Collected data entries:
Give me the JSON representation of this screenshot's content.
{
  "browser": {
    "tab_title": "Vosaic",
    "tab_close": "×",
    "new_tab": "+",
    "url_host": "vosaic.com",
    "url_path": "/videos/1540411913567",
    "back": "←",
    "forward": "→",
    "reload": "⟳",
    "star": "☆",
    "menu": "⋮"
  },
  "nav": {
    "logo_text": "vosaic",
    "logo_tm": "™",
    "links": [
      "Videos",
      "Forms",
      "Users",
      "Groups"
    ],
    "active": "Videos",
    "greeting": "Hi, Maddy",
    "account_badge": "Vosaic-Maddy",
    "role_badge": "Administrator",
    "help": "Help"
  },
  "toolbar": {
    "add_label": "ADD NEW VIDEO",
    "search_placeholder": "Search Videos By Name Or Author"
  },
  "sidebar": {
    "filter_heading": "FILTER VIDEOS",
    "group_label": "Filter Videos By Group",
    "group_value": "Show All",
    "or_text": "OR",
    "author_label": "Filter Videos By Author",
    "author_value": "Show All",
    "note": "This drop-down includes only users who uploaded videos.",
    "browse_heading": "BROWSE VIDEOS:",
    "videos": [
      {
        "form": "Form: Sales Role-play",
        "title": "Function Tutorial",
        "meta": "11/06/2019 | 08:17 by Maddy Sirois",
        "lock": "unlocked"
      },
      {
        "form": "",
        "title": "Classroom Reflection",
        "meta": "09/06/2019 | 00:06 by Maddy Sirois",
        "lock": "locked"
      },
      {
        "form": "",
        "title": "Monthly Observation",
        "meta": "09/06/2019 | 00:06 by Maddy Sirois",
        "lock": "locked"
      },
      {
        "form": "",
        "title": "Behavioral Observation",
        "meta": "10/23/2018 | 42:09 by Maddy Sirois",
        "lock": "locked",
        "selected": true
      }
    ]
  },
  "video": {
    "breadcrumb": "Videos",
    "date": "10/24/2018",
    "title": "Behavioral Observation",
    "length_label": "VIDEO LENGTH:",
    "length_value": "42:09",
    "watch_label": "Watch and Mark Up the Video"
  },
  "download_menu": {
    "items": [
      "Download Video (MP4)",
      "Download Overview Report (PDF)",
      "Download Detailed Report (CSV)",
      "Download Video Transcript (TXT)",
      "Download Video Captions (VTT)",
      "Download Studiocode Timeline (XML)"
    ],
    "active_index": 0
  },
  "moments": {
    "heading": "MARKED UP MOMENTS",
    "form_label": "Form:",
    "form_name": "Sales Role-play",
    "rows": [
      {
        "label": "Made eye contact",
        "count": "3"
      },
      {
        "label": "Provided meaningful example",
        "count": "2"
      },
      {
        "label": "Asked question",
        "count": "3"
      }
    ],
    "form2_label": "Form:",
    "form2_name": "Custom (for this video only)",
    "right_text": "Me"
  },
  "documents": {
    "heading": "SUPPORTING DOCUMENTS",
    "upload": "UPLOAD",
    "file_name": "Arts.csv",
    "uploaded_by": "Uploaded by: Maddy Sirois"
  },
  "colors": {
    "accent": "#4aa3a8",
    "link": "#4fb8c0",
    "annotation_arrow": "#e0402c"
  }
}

DIRECTIONS FOR THIS TASK :: Pick out the lines above containing the word "Report", then copy them.

SOLUTION TO THIS TASK ::
      "Download Overview Report (PDF)",
      "Download Detailed Report (CSV)",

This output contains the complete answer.